**Exercise**
Below are some entries. Copy each line that holds the string "Thamdoug".

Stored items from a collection

= = =

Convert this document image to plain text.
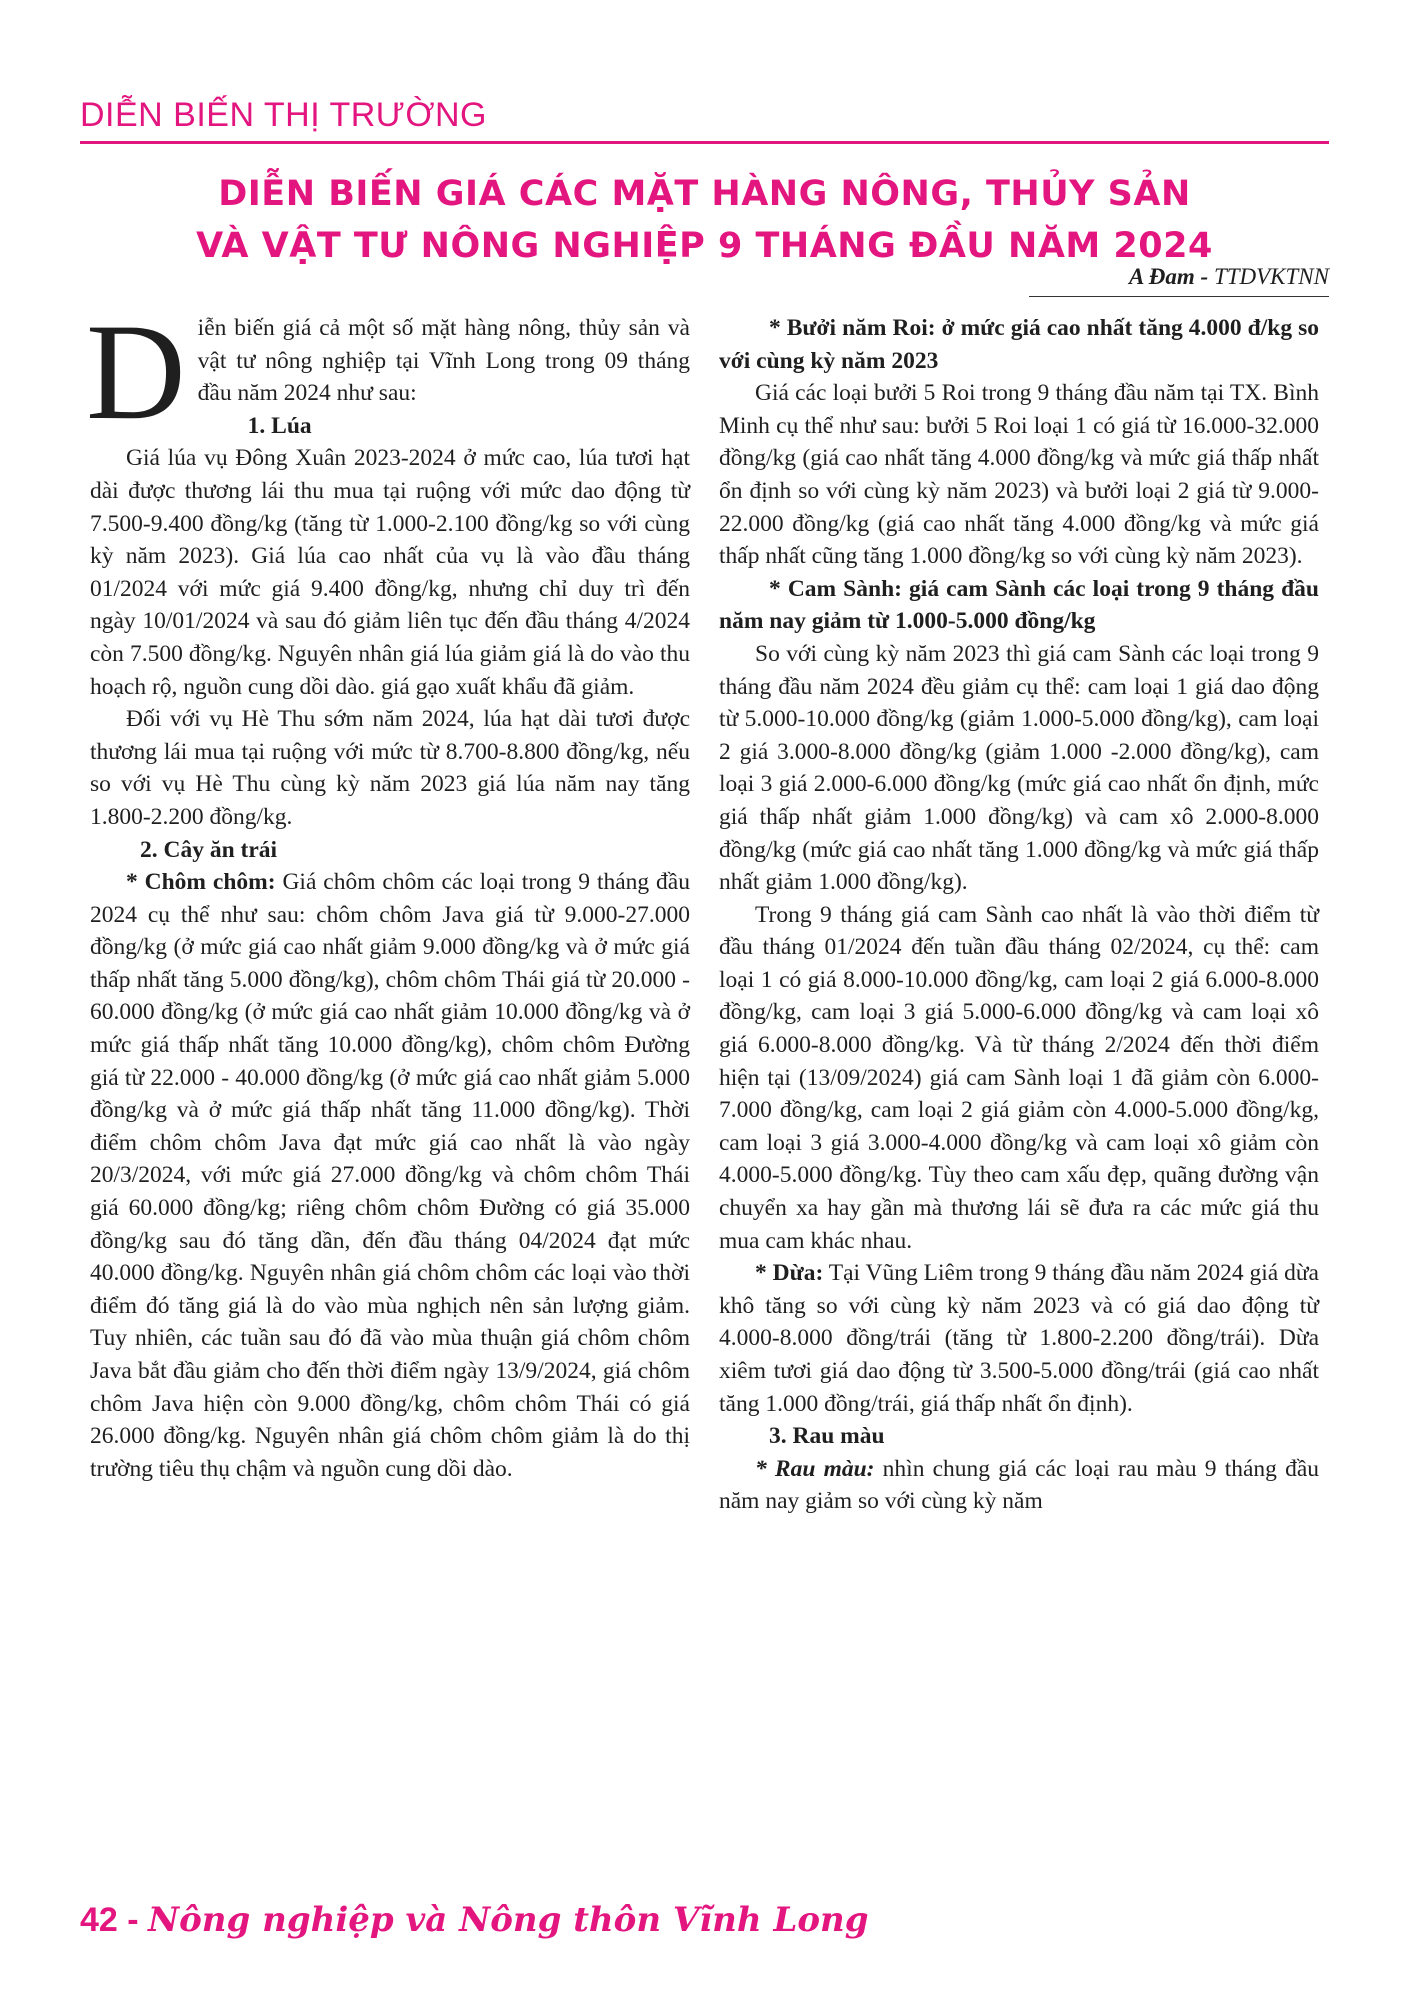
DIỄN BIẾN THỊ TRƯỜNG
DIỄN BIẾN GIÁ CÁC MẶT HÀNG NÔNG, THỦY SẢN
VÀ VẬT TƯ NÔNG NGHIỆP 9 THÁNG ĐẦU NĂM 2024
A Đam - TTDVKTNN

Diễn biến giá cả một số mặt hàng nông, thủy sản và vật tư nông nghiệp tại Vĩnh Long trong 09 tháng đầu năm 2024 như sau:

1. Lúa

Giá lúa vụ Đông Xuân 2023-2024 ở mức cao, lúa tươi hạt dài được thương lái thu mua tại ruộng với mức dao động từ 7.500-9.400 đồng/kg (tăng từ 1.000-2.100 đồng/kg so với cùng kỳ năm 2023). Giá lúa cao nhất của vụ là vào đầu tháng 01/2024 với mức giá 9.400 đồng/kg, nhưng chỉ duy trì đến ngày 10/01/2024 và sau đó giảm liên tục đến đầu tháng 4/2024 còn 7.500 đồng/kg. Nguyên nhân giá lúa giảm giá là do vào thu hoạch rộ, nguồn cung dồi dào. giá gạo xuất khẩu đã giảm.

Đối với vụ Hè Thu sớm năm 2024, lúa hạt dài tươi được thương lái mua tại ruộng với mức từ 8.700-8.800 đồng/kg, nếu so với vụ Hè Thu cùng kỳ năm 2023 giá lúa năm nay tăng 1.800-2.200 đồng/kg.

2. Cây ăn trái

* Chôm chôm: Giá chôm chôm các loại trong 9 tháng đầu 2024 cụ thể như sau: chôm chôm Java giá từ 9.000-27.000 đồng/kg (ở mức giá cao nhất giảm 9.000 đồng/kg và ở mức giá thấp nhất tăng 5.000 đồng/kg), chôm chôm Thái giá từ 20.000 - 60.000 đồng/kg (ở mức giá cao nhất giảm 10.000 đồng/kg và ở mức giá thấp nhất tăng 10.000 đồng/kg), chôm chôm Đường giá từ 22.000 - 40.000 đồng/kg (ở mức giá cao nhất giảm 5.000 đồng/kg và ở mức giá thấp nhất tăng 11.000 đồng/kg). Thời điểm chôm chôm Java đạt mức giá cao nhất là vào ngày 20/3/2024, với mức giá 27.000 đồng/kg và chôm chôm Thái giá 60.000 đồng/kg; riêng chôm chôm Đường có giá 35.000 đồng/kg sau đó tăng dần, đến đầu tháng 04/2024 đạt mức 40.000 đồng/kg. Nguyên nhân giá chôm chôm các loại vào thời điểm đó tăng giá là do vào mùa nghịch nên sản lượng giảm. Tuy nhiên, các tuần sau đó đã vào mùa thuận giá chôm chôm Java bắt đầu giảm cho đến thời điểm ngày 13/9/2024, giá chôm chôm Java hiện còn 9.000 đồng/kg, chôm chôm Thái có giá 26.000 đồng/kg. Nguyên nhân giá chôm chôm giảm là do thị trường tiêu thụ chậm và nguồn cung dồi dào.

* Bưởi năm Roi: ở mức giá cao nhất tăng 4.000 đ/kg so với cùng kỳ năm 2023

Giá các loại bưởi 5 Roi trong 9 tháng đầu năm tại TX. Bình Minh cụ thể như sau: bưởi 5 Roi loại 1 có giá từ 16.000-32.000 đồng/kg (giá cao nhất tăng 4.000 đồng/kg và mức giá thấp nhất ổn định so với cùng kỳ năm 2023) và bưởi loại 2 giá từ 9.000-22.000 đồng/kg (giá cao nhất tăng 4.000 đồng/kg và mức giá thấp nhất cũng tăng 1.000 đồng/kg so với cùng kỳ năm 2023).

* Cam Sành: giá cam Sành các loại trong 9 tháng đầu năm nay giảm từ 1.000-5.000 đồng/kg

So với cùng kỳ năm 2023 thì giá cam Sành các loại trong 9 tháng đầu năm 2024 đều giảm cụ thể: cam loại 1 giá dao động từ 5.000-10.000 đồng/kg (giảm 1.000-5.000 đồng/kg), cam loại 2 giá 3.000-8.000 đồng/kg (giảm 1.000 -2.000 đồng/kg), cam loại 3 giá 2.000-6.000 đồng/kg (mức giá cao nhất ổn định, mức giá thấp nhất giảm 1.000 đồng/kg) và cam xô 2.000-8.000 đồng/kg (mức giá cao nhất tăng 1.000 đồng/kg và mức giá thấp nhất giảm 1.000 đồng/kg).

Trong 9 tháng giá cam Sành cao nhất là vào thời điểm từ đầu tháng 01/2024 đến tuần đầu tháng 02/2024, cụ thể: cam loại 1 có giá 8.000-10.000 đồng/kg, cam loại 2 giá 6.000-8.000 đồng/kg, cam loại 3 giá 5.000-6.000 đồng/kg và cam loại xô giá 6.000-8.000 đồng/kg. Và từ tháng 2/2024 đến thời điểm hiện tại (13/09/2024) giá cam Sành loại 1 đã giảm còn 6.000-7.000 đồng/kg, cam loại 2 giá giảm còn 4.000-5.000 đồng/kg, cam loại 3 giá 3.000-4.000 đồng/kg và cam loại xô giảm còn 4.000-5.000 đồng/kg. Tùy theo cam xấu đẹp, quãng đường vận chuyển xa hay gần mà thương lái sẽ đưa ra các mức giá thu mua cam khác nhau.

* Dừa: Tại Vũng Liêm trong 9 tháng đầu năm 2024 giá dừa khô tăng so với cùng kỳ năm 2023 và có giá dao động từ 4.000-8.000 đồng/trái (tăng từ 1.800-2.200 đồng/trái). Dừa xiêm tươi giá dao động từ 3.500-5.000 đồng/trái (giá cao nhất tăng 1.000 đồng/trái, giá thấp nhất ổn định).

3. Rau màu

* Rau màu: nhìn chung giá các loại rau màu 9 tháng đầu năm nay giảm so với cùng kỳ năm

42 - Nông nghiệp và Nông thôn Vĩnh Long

= = =

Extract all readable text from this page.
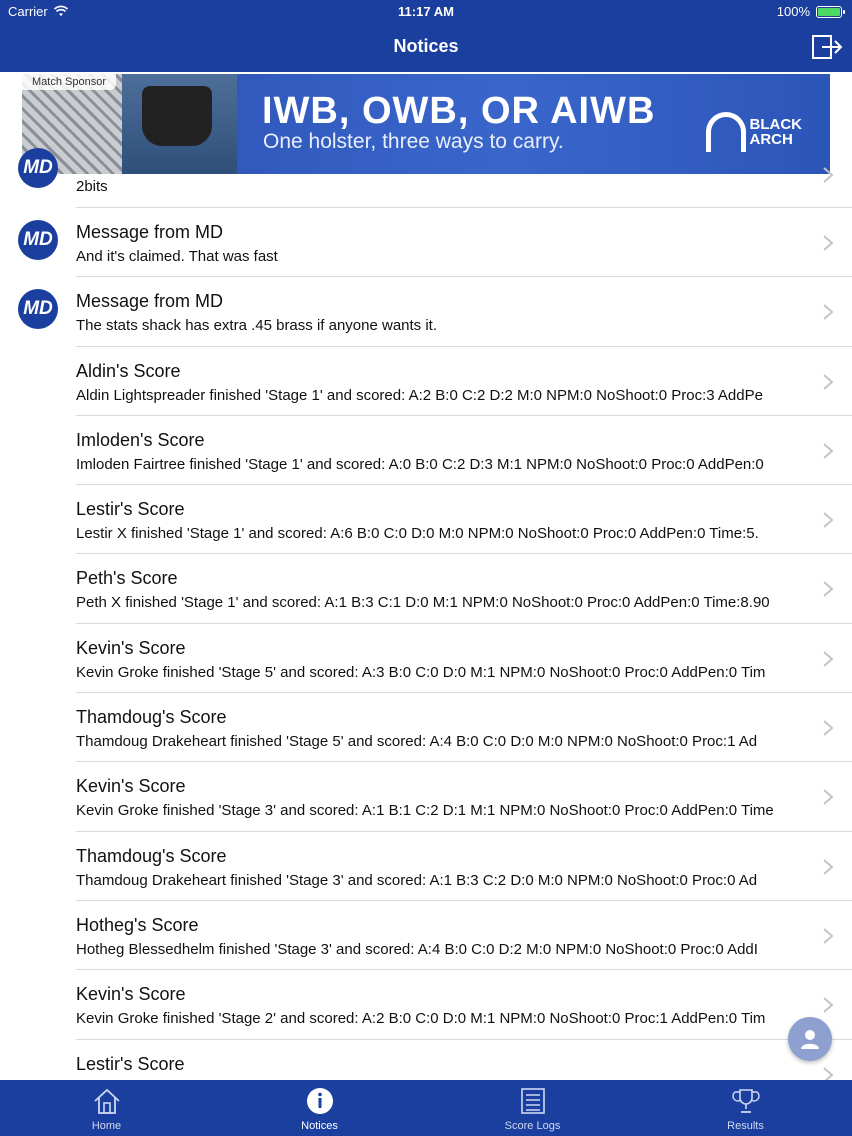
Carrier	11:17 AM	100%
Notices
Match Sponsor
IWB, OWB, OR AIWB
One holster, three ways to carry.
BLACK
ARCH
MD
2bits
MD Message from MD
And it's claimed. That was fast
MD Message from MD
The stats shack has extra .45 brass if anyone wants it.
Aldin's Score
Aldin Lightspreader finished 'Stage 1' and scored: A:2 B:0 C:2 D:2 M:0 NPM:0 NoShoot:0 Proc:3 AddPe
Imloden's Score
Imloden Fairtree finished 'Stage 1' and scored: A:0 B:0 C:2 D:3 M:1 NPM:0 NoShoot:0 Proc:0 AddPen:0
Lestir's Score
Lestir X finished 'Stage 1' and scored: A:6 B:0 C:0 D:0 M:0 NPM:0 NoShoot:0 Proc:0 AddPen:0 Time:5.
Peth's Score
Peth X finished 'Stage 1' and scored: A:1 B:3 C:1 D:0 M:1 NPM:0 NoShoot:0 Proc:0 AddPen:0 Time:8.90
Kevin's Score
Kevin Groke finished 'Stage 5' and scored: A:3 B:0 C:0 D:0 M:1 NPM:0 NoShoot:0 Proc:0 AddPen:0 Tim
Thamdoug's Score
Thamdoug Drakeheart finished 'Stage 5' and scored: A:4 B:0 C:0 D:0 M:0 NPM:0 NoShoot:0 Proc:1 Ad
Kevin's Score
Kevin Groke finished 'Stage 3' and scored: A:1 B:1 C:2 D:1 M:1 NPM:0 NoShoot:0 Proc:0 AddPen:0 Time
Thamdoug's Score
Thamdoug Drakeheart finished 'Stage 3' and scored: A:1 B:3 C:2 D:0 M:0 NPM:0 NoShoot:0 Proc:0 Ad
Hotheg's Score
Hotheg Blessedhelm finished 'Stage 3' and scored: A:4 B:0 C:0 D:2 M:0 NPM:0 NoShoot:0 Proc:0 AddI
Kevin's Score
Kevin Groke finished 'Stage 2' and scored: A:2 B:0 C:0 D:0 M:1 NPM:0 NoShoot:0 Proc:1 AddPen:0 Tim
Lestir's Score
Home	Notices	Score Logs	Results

= = =

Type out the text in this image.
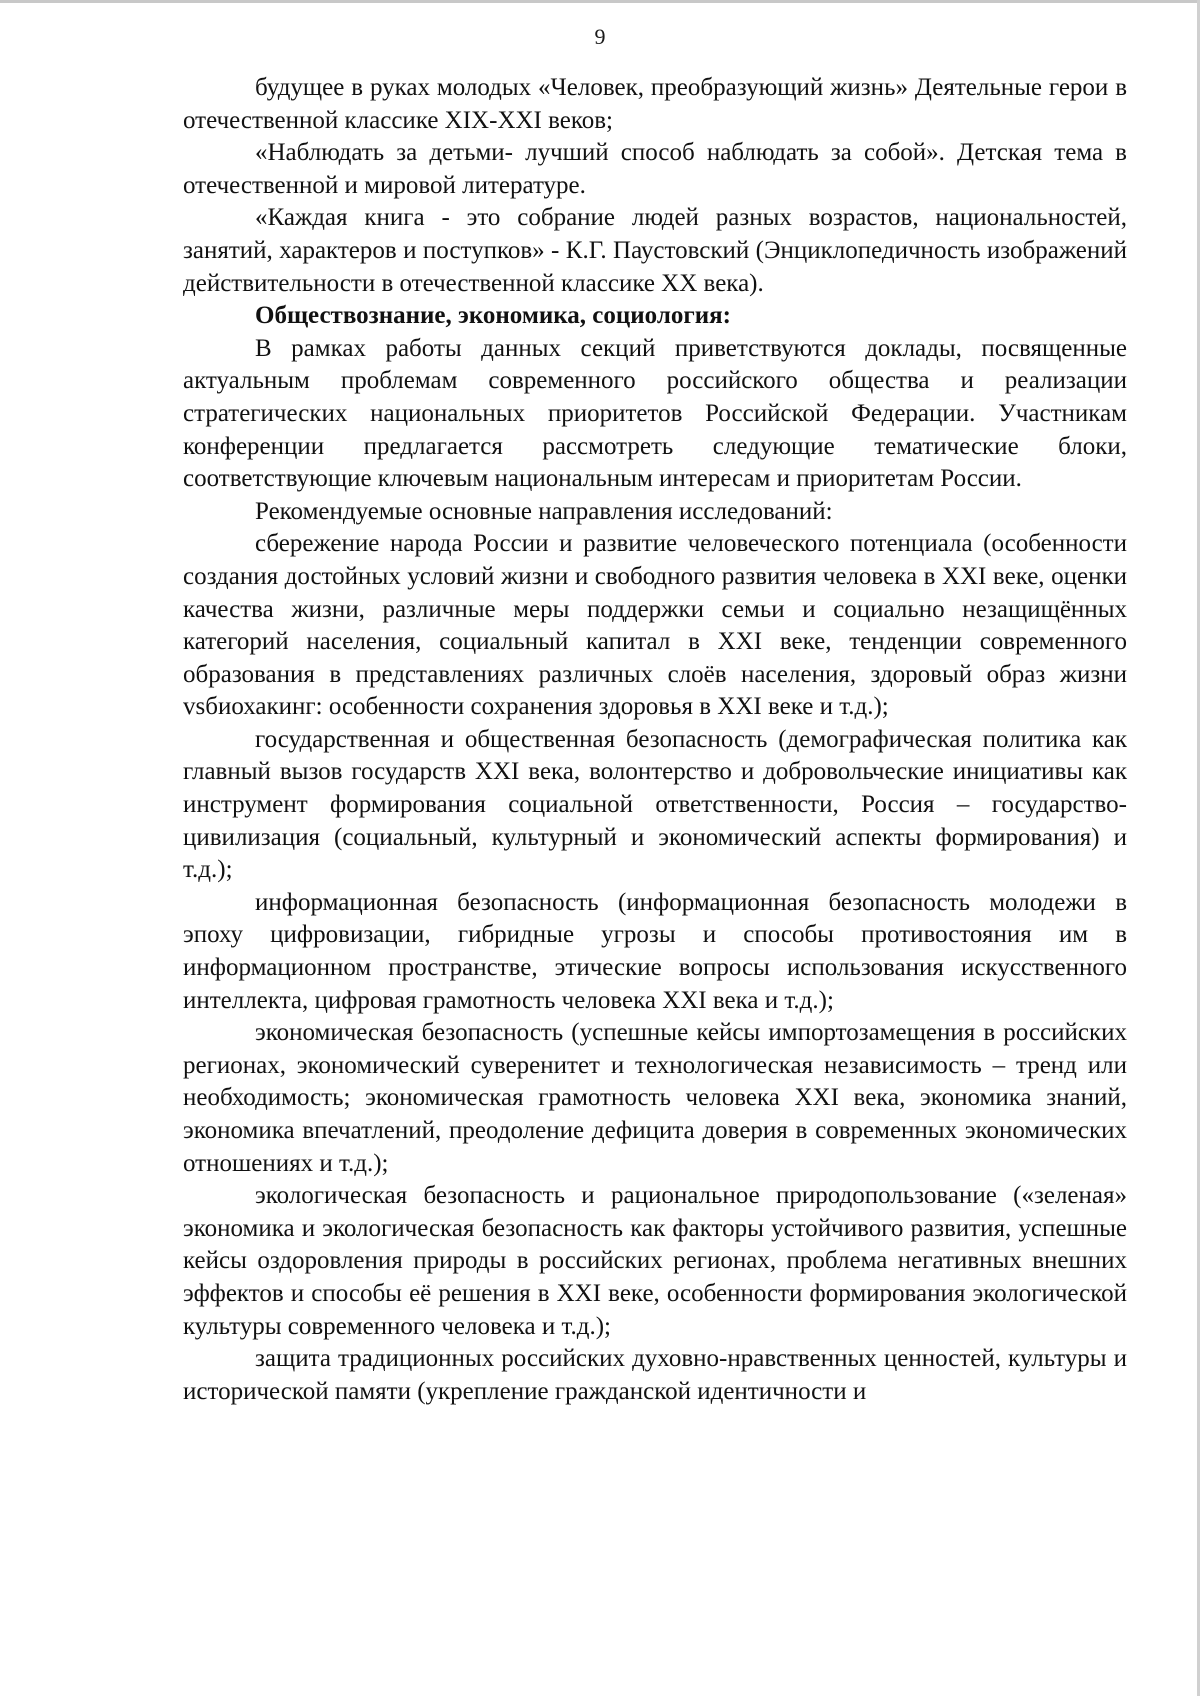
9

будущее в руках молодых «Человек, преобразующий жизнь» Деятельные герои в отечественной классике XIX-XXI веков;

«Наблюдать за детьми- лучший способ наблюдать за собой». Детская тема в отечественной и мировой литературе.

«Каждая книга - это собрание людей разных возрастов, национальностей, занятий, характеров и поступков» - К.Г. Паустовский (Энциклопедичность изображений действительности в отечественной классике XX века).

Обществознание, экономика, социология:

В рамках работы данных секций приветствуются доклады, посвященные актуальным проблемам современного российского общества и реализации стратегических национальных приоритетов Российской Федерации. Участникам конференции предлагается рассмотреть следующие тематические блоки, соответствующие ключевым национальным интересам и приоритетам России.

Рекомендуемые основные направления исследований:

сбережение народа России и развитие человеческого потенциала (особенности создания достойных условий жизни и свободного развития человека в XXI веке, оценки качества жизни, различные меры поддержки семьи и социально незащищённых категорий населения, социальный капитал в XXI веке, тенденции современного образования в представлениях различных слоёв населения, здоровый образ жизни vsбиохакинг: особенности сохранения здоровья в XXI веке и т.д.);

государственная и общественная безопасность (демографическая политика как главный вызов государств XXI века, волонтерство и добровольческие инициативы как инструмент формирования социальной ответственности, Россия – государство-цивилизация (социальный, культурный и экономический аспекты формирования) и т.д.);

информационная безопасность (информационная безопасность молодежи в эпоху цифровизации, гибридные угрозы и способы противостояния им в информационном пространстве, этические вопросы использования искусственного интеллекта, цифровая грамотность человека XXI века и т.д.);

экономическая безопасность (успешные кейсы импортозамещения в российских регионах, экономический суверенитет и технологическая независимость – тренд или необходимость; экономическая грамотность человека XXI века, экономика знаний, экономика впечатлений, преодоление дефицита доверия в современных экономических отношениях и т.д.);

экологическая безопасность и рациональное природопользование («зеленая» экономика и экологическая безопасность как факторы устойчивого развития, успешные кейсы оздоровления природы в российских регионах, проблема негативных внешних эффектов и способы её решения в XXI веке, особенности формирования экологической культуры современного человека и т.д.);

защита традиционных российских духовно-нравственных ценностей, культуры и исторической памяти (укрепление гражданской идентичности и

= = =

**Output below**
Thamdoug's Score
Thamdoug Drakeheart finished 'Stage 5' and scored: A:4 B:0 C:0 D:0 M:0 NPM:0 NoShoot:0 Proc:1 Ad
Thamdoug's Score
Thamdoug Drakeheart finished 'Stage 3' and scored: A:1 B:3 C:2 D:0 M:0 NPM:0 NoShoot:0 Proc:0 Ad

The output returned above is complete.